[Provided information]
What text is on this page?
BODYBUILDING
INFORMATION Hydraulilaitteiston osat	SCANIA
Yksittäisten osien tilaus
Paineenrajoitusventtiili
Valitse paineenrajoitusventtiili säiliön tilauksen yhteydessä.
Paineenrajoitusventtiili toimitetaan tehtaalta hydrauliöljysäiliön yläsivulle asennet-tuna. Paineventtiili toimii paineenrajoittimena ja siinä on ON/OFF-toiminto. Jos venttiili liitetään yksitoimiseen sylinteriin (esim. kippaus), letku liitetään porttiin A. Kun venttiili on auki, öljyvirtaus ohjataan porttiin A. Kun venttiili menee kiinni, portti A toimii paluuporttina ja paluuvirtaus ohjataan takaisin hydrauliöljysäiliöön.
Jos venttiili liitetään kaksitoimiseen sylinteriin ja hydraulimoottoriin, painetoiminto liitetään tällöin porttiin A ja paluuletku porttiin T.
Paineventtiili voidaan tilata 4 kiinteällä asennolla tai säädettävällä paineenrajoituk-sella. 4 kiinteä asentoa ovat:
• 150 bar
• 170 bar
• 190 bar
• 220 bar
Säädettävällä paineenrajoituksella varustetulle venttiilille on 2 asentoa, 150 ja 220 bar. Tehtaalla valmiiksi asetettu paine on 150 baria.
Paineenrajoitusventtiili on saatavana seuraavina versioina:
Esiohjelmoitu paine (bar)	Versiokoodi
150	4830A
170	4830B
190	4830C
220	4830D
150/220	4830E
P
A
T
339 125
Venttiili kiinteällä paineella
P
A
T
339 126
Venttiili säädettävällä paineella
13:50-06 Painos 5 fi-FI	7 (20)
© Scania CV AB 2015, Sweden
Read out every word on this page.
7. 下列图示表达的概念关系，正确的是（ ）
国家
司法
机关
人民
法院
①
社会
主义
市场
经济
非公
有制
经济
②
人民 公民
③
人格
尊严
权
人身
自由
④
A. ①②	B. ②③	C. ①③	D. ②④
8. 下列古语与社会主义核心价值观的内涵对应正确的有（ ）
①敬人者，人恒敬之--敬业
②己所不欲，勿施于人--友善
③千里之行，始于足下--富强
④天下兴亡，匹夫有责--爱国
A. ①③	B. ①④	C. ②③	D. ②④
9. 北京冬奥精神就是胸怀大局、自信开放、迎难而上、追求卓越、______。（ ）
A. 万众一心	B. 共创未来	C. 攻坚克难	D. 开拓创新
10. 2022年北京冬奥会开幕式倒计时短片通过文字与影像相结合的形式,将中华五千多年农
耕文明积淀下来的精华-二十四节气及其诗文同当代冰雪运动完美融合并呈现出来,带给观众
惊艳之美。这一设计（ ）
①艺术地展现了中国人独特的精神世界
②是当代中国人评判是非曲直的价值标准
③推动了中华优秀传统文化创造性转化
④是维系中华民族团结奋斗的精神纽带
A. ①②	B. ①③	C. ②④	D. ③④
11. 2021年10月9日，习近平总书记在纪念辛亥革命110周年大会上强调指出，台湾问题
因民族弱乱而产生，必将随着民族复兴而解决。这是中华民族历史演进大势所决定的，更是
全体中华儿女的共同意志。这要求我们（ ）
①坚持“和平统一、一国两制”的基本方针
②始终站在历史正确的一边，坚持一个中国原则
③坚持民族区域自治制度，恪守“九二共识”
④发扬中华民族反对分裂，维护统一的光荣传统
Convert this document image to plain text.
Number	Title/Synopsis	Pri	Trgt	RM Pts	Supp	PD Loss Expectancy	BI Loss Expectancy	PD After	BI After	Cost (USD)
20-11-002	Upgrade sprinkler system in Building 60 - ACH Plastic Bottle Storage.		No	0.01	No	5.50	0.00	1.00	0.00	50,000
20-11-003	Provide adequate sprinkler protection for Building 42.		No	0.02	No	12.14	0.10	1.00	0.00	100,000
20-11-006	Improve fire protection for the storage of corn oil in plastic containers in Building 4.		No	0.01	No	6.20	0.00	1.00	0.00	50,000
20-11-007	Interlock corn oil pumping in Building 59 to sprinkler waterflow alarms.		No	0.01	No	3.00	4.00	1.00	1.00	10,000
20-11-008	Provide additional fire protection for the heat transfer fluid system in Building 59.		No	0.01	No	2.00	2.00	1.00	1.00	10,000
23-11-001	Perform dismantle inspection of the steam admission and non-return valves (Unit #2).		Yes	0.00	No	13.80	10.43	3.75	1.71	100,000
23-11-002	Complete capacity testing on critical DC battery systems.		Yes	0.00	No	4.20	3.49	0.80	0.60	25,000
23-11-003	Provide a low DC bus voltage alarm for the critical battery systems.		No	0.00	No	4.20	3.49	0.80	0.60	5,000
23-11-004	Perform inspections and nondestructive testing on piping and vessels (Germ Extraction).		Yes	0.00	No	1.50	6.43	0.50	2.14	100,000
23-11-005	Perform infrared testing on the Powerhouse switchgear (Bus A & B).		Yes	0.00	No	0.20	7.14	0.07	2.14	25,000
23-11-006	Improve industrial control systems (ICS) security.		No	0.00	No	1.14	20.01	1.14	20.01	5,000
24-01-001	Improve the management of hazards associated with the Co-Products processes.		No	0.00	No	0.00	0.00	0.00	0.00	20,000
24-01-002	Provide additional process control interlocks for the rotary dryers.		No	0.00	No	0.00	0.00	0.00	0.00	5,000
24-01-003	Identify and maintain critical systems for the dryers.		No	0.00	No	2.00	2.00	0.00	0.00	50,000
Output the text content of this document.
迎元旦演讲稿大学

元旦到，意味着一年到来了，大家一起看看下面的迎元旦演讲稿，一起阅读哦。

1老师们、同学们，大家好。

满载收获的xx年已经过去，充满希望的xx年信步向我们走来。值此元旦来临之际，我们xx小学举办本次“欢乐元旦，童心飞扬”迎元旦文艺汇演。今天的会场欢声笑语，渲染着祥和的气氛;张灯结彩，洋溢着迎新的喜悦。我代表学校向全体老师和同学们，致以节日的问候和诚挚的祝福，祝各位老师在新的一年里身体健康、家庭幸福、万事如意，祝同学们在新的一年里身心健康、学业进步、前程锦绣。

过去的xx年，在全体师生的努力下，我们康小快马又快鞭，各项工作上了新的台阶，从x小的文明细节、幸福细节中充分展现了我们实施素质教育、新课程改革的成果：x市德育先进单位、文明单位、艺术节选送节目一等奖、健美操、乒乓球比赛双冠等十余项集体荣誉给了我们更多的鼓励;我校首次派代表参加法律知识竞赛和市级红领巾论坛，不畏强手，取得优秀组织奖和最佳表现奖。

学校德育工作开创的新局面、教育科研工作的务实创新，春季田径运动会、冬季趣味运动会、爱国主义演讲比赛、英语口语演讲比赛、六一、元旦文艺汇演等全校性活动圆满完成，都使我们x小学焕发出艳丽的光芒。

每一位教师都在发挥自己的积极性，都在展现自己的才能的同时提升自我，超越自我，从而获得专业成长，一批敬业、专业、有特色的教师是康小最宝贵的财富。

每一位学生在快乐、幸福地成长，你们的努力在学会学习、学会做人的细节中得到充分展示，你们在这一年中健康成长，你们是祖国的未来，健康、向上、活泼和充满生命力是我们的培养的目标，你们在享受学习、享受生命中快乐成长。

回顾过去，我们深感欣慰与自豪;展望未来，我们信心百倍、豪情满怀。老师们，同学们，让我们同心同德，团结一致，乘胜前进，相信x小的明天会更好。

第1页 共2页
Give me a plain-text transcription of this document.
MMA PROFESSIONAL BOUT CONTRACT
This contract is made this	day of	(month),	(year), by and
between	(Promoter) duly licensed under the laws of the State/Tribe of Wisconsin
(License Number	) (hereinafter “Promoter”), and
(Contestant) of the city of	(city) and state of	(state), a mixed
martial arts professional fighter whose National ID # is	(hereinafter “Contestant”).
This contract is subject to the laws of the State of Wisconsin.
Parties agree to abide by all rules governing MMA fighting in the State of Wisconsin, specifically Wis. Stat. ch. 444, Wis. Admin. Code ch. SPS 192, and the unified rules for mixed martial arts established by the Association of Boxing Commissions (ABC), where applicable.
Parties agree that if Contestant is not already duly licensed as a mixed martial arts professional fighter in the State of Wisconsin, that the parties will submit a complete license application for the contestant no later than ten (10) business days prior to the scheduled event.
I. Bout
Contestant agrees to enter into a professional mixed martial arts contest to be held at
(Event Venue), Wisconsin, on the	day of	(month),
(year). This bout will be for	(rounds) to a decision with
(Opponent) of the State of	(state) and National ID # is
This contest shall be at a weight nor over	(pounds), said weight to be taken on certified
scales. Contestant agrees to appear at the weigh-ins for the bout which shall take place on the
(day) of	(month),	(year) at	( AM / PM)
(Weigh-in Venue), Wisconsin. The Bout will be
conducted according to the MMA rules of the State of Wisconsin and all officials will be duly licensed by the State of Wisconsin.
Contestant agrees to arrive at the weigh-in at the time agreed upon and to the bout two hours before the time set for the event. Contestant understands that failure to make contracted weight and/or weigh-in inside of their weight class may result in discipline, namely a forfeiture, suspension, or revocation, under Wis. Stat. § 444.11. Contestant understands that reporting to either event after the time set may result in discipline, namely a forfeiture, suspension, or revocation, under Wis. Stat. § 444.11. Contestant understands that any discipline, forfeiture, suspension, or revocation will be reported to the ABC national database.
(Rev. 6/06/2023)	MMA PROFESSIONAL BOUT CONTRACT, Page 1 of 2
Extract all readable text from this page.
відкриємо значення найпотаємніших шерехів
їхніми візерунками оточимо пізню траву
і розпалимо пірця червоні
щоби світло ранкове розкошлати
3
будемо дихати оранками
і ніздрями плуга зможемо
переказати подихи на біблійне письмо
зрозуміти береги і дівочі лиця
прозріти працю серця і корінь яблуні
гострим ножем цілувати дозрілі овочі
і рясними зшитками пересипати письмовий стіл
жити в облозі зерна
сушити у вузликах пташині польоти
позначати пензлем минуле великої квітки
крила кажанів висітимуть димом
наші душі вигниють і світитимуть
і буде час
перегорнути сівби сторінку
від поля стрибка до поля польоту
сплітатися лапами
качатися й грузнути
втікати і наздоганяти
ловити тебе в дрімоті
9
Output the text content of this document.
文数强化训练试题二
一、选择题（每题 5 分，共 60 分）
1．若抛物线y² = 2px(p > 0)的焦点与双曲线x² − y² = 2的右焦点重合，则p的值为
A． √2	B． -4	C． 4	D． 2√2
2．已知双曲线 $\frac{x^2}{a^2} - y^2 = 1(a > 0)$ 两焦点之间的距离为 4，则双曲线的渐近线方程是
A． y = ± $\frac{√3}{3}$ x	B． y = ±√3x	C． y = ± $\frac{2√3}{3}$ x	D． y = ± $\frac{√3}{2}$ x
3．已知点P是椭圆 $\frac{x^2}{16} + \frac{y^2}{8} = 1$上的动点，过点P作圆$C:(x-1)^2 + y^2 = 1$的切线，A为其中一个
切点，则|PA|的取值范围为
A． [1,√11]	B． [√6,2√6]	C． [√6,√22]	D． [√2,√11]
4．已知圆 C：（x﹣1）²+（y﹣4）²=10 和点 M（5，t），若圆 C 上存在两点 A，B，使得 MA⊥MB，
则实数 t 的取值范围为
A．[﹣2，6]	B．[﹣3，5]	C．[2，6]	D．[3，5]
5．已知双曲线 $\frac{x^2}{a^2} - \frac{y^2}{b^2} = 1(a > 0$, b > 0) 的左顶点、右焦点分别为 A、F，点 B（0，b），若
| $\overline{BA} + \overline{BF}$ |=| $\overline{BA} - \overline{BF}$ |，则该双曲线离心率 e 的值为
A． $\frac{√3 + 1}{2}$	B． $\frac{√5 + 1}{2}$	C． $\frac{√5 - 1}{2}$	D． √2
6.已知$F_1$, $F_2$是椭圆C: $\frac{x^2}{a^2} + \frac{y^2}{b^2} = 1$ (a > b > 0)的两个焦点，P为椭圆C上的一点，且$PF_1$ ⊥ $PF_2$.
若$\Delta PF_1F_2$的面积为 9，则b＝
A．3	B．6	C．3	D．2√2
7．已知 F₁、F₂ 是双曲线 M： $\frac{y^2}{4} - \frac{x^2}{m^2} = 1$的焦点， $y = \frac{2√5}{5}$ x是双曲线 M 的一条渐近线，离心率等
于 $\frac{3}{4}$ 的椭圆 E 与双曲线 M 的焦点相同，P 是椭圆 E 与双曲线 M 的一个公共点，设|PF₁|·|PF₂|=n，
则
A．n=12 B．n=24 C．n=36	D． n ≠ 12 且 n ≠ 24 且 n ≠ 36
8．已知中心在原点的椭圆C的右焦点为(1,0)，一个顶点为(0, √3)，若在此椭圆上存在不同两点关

[Given problem]
State how many lines of the material contain the string "corn", with no other words.

[Response below]
2